Stored records

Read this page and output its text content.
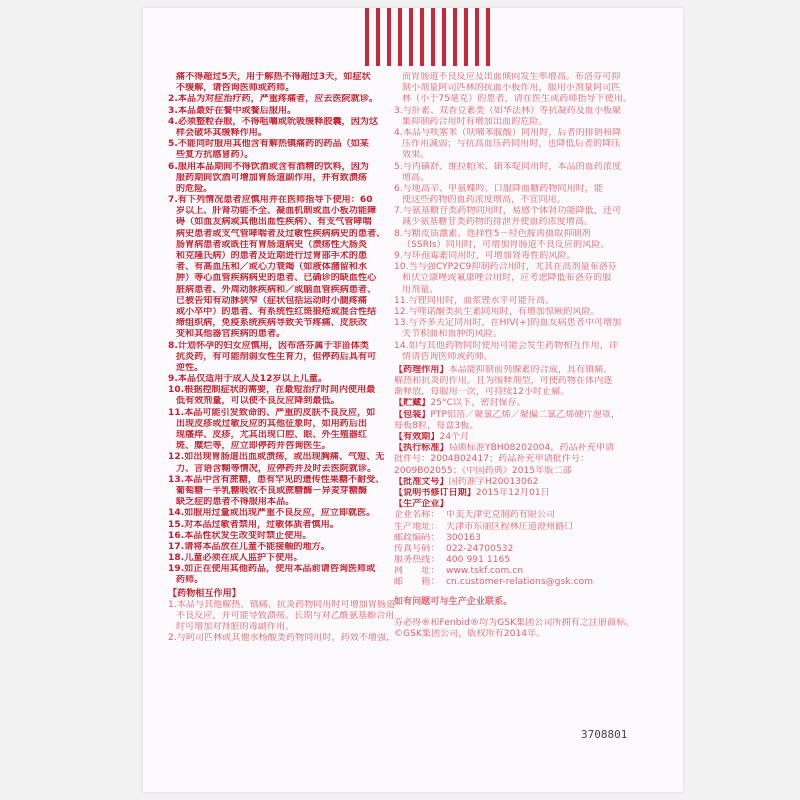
痛不得超过5天，用于解热不得超过3天，如症状
不缓解，请咨询医师或药师。
2.本品为对症治疗药，严重疼痛者，应去医院就诊。
3.本品最好在餐中或餐后服用。
4.必须整粒吞服，不得咀嚼或吮吸缓释胶囊，因为这
样会破坏其缓释作用。
5.不能同时服用其他含有解热镇痛药的药品（如某
些复方抗感冒药）。
6.服用本品期间不得饮酒或含有酒精的饮料，因为
服药期间饮酒可增加胃肠道副作用，并有致溃疡
的危险。
7.有下列情况患者应慎用并在医师指导下使用：60
岁以上、肝肾功能不全、凝血机制或血小板功能障
碍（如血友病或其他出血性疾病）、有支气管哮喘
病史患者或支气管哮喘者及过敏性疾病病史的患者、
肠胃病患者或既往有胃肠道病史（溃疡性大肠炎
和克隆氏病）的患者及近期进行过胃部手术的患
者、有高血压和／或心力衰竭（如液体潴留和水
肿）等心血管疾病病史的患者、已确诊的缺血性心
脏病患者、外周动脉疾病和／或脑血管疾病患者、
已被告知有动脉狭窄（症状包括运动时小腿疼痛
或小卒中）的患者、有系统性红斑狼疮或混合性结
缔组织病，免疫系统疾病导致关节疼痛、皮肤改
变和其他器官疾病的患者。
8.计划怀孕的妇女应慎用，因布洛芬属于非甾体类
抗炎药，有可能削弱女性生育力，但停药后具有可
逆性。
9.本品仅适用于成人及12岁以上儿童。
10.根据控制症状的需要，在最短治疗时间内使用最
低有效剂量，可以使不良反应降到最低。
11.本品可能引发致命的、严重的皮肤不良反应，如
出现皮疹或过敏反应的其他征象时，如用药后出
现瘙痒、皮疹，尤其出现口腔、眼、外生殖器红
斑、糜烂等，应立即停药并咨询医生。
12.如出现胃肠道出血或溃疡，或出现胸痛、气短、无
力、言语含糊等情况，应停药并及时去医院就诊。
13.本品中含有蔗糖，患有罕见的遗传性果糖不耐受、
葡萄糖－半乳糖吸收不良或蔗糖酶－异麦芽糖酶
缺乏症的患者不得服用本品。
14.如服用过量或出现严重不良反应，应立即就医。
15.对本品过敏者禁用，过敏体质者慎用。
16.本品性状发生改变时禁止使用。
17.请将本品放在儿童不能接触的地方。
18.儿童必须在成人监护下使用。
19.如正在使用其他药品，使用本品前请咨询医师或
药师。
【药物相互作用】
1.本品与其他解热、镇痛、抗炎药物同用时可增加胃肠道
不良反应，并可能导致溃疡。长期与对乙酰氨基酚合用
时可增加对肾脏的毒副作用。
2.与阿司匹林或其他水杨酸类药物同用时，药效不增强，
而胃肠道不良反应及出血倾向发生率增高。布洛芬可抑
制小剂量阿司匹林的抗血小板作用，服用小剂量阿司匹
林（小于75毫克）的患者，请在医生或药师指导下使用。
3.与肝素、双香豆素类（如华法林）等抗凝药及血小板聚
集抑制药合用时有增加出血的危险。
4.本品与呋塞米（呋喃苯胺酸）同用时，后者的排钠和降
压作用减弱；与抗高血压药同用时，也降低后者的降压
效果。
5.与丙磺舒、维拉帕米、硝苯啶同用时，本品的血药浓度
增高。
6.与地高辛、甲氨蝶呤、口服降血糖药物同用时，能
使这些药物的血药浓度增高，不宜同用。
7.与氨基糖苷类药物同用时，易感个体肾功能降低，还可
减少氨基糖苷类药物的排泄并使血药浓度增高。
8.与糖皮质激素、选择性5－羟色胺再摄取抑制剂
（SSRIs）同用时，可增加胃肠道不良反应的风险。
9.与环孢霉素同用时，可增加肾毒性的风险。
10.当与强CYP2C9抑制药合用时，尤其在高剂量布洛芬
和伏立康唑或氟康唑合用时，应考虑降低布洛芬的服
用剂量。
11.与锂同用时，血浆锂水平可能升高。
12.与喹诺酮类抗生素同用时，有增加惊厥的风险。
13.与齐多夫定同用时，在HIV(+)的血友病患者中可增加
关节积血和血肿的风险。
14.如与其他药物同时使用可能会发生药物相互作用，详
情请咨询医师或药师。
【药理作用】本品能抑制前列腺素的合成，具有镇痛、
解热和抗炎的作用。且为缓释剂型，可使药物在体内逐
渐释放，每服用一次，可持续12小时止痛。
【贮藏】25°C以下，密封保存。
【包装】PTP铝箔／聚氯乙烯／聚偏二氯乙烯硬片泡罩，
每板8粒，每盒3板。
【有效期】24个月
【执行标准】局颁标准YBH08202004，药品补充申请
批件号：2004B02417；药品补充申请批件号：
2009B02055；《中国药典》2015年版二部
【批准文号】国药准字H20013062
【说明书修订日期】2015年12月01日
【生产企业】
企业名称： 中美天津史克制药有限公司
生产地址： 天津市东丽区程林庄道澄州路口
邮政编码： 300163
传真号码： 022-24700532
服务热线： 400 991 1165
网　　址： www.tskf.com.cn
邮　　箱： cn.customer-relations@gsk.com
如有问题可与生产企业联系。
芬必得®和Fenbid®均为GSK集团公司所拥有之注册商标。
©GSK集团公司，版权所有2014年。
3708801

Instructions to follow
Reproduce every record above exactly, but leave out the pictures.

Output for this task
Read this page and output its text content.
痛不得超过5天，用于解热不得超过3天，如症状
不缓解，请咨询医师或药师。
2.本品为对症治疗药，严重疼痛者，应去医院就诊。
3.本品最好在餐中或餐后服用。
4.必须整粒吞服，不得咀嚼或吮吸缓释胶囊，因为这
样会破坏其缓释作用。
5.不能同时服用其他含有解热镇痛药的药品（如某
些复方抗感冒药）。
6.服用本品期间不得饮酒或含有酒精的饮料，因为
服药期间饮酒可增加胃肠道副作用，并有致溃疡
的危险。
7.有下列情况患者应慎用并在医师指导下使用：60
岁以上、肝肾功能不全、凝血机制或血小板功能障
碍（如血友病或其他出血性疾病）、有支气管哮喘
病史患者或支气管哮喘者及过敏性疾病病史的患者、
肠胃病患者或既往有胃肠道病史（溃疡性大肠炎
和克隆氏病）的患者及近期进行过胃部手术的患
者、有高血压和／或心力衰竭（如液体潴留和水
肿）等心血管疾病病史的患者、已确诊的缺血性心
脏病患者、外周动脉疾病和／或脑血管疾病患者、
已被告知有动脉狭窄（症状包括运动时小腿疼痛
或小卒中）的患者、有系统性红斑狼疮或混合性结
缔组织病，免疫系统疾病导致关节疼痛、皮肤改
变和其他器官疾病的患者。
8.计划怀孕的妇女应慎用，因布洛芬属于非甾体类
抗炎药，有可能削弱女性生育力，但停药后具有可
逆性。
9.本品仅适用于成人及12岁以上儿童。
10.根据控制症状的需要，在最短治疗时间内使用最
低有效剂量，可以使不良反应降到最低。
11.本品可能引发致命的、严重的皮肤不良反应，如
出现皮疹或过敏反应的其他征象时，如用药后出
现瘙痒、皮疹，尤其出现口腔、眼、外生殖器红
斑、糜烂等，应立即停药并咨询医生。
12.如出现胃肠道出血或溃疡，或出现胸痛、气短、无
力、言语含糊等情况，应停药并及时去医院就诊。
13.本品中含有蔗糖，患有罕见的遗传性果糖不耐受、
葡萄糖－半乳糖吸收不良或蔗糖酶－异麦芽糖酶
缺乏症的患者不得服用本品。
14.如服用过量或出现严重不良反应，应立即就医。
15.对本品过敏者禁用，过敏体质者慎用。
16.本品性状发生改变时禁止使用。
17.请将本品放在儿童不能接触的地方。
18.儿童必须在成人监护下使用。
19.如正在使用其他药品，使用本品前请咨询医师或
药师。
【药物相互作用】
1.本品与其他解热、镇痛、抗炎药物同用时可增加胃肠道
不良反应，并可能导致溃疡。长期与对乙酰氨基酚合用
时可增加对肾脏的毒副作用。
2.与阿司匹林或其他水杨酸类药物同用时，药效不增强，
而胃肠道不良反应及出血倾向发生率增高。布洛芬可抑
制小剂量阿司匹林的抗血小板作用，服用小剂量阿司匹
林（小于75毫克）的患者，请在医生或药师指导下使用。
3.与肝素、双香豆素类（如华法林）等抗凝药及血小板聚
集抑制药合用时有增加出血的危险。
4.本品与呋塞米（呋喃苯胺酸）同用时，后者的排钠和降
压作用减弱；与抗高血压药同用时，也降低后者的降压
效果。
5.与丙磺舒、维拉帕米、硝苯啶同用时，本品的血药浓度
增高。
6.与地高辛、甲氨蝶呤、口服降血糖药物同用时，能
使这些药物的血药浓度增高，不宜同用。
7.与氨基糖苷类药物同用时，易感个体肾功能降低，还可
减少氨基糖苷类药物的排泄并使血药浓度增高。
8.与糖皮质激素、选择性5－羟色胺再摄取抑制剂
（SSRIs）同用时，可增加胃肠道不良反应的风险。
9.与环孢霉素同用时，可增加肾毒性的风险。
10.当与强CYP2C9抑制药合用时，尤其在高剂量布洛芬
和伏立康唑或氟康唑合用时，应考虑降低布洛芬的服
用剂量。
11.与锂同用时，血浆锂水平可能升高。
12.与喹诺酮类抗生素同用时，有增加惊厥的风险。
13.与齐多夫定同用时，在HIV(+)的血友病患者中可增加
关节积血和血肿的风险。
14.如与其他药物同时使用可能会发生药物相互作用，详
情请咨询医师或药师。
【药理作用】本品能抑制前列腺素的合成，具有镇痛、
解热和抗炎的作用。且为缓释剂型，可使药物在体内逐
渐释放，每服用一次，可持续12小时止痛。
【贮藏】25°C以下，密封保存。
【包装】PTP铝箔／聚氯乙烯／聚偏二氯乙烯硬片泡罩，
每板8粒，每盒3板。
【有效期】24个月
【执行标准】局颁标准YBH08202004，药品补充申请
批件号：2004B02417；药品补充申请批件号：
2009B02055；《中国药典》2015年版二部
【批准文号】国药准字H20013062
【说明书修订日期】2015年12月01日
【生产企业】
企业名称： 中美天津史克制药有限公司
生产地址： 天津市东丽区程林庄道澄州路口
邮政编码： 300163
传真号码： 022-24700532
服务热线： 400 991 1165
网　　址： www.tskf.com.cn
邮　　箱： cn.customer-relations@gsk.com
如有问题可与生产企业联系。
芬必得®和Fenbid®均为GSK集团公司所拥有之注册商标。
©GSK集团公司，版权所有2014年。
3708801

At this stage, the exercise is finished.